* **Exercise brief**
Restate, word for word, all of the material shown below.

* **Dataset**
------------------------
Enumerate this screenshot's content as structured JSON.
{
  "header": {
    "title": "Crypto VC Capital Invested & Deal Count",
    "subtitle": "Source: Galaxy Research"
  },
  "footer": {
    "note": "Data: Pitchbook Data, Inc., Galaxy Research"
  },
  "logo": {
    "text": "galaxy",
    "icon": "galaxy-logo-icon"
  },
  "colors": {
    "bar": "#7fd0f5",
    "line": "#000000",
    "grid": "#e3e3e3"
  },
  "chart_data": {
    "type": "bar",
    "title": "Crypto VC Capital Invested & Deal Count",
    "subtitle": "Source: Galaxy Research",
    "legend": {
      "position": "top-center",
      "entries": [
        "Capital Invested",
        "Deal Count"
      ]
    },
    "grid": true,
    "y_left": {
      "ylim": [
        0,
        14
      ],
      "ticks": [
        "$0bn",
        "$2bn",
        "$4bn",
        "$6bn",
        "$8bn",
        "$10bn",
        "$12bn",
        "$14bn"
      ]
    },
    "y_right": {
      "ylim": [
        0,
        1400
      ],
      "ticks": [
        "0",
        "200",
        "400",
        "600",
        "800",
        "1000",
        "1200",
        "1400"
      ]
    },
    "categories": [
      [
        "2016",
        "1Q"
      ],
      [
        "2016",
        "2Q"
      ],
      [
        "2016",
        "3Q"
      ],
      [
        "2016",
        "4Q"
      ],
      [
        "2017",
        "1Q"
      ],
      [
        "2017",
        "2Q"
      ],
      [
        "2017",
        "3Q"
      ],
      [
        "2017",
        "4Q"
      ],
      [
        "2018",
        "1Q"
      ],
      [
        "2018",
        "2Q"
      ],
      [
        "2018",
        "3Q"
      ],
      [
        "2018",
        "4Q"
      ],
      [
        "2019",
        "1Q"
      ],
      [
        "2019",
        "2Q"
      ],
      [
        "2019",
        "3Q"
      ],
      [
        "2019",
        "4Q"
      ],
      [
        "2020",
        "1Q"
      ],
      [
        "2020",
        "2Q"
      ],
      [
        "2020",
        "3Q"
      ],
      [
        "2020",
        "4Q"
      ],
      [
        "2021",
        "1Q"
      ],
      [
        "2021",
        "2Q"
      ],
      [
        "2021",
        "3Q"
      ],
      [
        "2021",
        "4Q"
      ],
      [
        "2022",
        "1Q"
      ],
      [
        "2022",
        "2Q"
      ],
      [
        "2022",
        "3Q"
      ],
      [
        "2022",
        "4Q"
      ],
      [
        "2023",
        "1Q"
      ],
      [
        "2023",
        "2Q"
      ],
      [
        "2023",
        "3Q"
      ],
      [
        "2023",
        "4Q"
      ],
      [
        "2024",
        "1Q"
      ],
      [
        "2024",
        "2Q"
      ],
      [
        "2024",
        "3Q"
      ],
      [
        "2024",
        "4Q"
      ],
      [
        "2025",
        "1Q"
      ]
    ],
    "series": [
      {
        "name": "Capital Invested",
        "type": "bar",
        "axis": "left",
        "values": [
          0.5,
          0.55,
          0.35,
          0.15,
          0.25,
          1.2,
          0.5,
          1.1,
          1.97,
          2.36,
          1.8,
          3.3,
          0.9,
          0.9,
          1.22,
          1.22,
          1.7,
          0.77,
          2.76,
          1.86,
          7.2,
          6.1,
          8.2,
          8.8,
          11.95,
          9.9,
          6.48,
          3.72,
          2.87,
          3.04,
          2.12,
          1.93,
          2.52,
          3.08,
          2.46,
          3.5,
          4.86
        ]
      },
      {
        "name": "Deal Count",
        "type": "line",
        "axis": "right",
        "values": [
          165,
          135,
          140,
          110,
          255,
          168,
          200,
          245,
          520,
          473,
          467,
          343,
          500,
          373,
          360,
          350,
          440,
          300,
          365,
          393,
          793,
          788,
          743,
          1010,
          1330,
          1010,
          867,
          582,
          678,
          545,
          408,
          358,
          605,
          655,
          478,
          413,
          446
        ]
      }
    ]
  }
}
------------------------
* **Solution for this exercise**
Enumerate this screenshot's content as structured JSON.
{
  "header": {
    "title": "Crypto VC Capital Invested & Deal Count",
    "subtitle": "Source: Galaxy Research"
  },
  "footer": {
    "note": "Data: Pitchbook Data, Inc., Galaxy Research"
  },
  "logo": {
    "text": "galaxy",
    "icon": "galaxy-logo-icon"
  },
  "colors": {
    "bar": "#7fd0f5",
    "line": "#000000",
    "grid": "#e3e3e3"
  },
  "chart_data": {
    "type": "bar",
    "title": "Crypto VC Capital Invested & Deal Count",
    "subtitle": "Source: Galaxy Research",
    "legend": {
      "position": "top-center",
      "entries": [
        "Capital Invested",
        "Deal Count"
      ]
    },
    "grid": true,
    "y_left": {
      "ylim": [
        0,
        14
      ],
      "ticks": [
        "$0bn",
        "$2bn",
        "$4bn",
        "$6bn",
        "$8bn",
        "$10bn",
        "$12bn",
        "$14bn"
      ]
    },
    "y_right": {
      "ylim": [
        0,
        1400
      ],
      "ticks": [
        "0",
        "200",
        "400",
        "600",
        "800",
        "1000",
        "1200",
        "1400"
      ]
    },
    "categories": [
      [
        "2016",
        "1Q"
      ],
      [
        "2016",
        "2Q"
      ],
      [
        "2016",
        "3Q"
      ],
      [
        "2016",
        "4Q"
      ],
      [
        "2017",
        "1Q"
      ],
      [
        "2017",
        "2Q"
      ],
      [
        "2017",
        "3Q"
      ],
      [
        "2017",
        "4Q"
      ],
      [
        "2018",
        "1Q"
      ],
      [
        "2018",
        "2Q"
      ],
      [
        "2018",
        "3Q"
      ],
      [
        "2018",
        "4Q"
      ],
      [
        "2019",
        "1Q"
      ],
      [
        "2019",
        "2Q"
      ],
      [
        "2019",
        "3Q"
      ],
      [
        "2019",
        "4Q"
      ],
      [
        "2020",
        "1Q"
      ],
      [
        "2020",
        "2Q"
      ],
      [
        "2020",
        "3Q"
      ],
      [
        "2020",
        "4Q"
      ],
      [
        "2021",
        "1Q"
      ],
      [
        "2021",
        "2Q"
      ],
      [
        "2021",
        "3Q"
      ],
      [
        "2021",
        "4Q"
      ],
      [
        "2022",
        "1Q"
      ],
      [
        "2022",
        "2Q"
      ],
      [
        "2022",
        "3Q"
      ],
      [
        "2022",
        "4Q"
      ],
      [
        "2023",
        "1Q"
      ],
      [
        "2023",
        "2Q"
      ],
      [
        "2023",
        "3Q"
      ],
      [
        "2023",
        "4Q"
      ],
      [
        "2024",
        "1Q"
      ],
      [
        "2024",
        "2Q"
      ],
      [
        "2024",
        "3Q"
      ],
      [
        "2024",
        "4Q"
      ],
      [
        "2025",
        "1Q"
      ]
    ],
    "series": [
      {
        "name": "Capital Invested",
        "type": "bar",
        "axis": "left",
        "values": [
          0.5,
          0.55,
          0.35,
          0.15,
          0.25,
          1.2,
          0.5,
          1.1,
          1.97,
          2.36,
          1.8,
          3.3,
          0.9,
          0.9,
          1.22,
          1.22,
          1.7,
          0.77,
          2.76,
          1.86,
          7.2,
          6.1,
          8.2,
          8.8,
          11.95,
          9.9,
          6.48,
          3.72,
          2.87,
          3.04,
          2.12,
          1.93,
          2.52,
          3.08,
          2.46,
          3.5,
          4.86
        ]
      },
      {
        "name": "Deal Count",
        "type": "line",
        "axis": "right",
        "values": [
          165,
          135,
          140,
          110,
          255,
          168,
          200,
          245,
          520,
          473,
          467,
          343,
          500,
          373,
          360,
          350,
          440,
          300,
          365,
          393,
          793,
          788,
          743,
          1010,
          1330,
          1010,
          867,
          582,
          678,
          545,
          408,
          358,
          605,
          655,
          478,
          413,
          446
        ]
      }
    ]
  }
}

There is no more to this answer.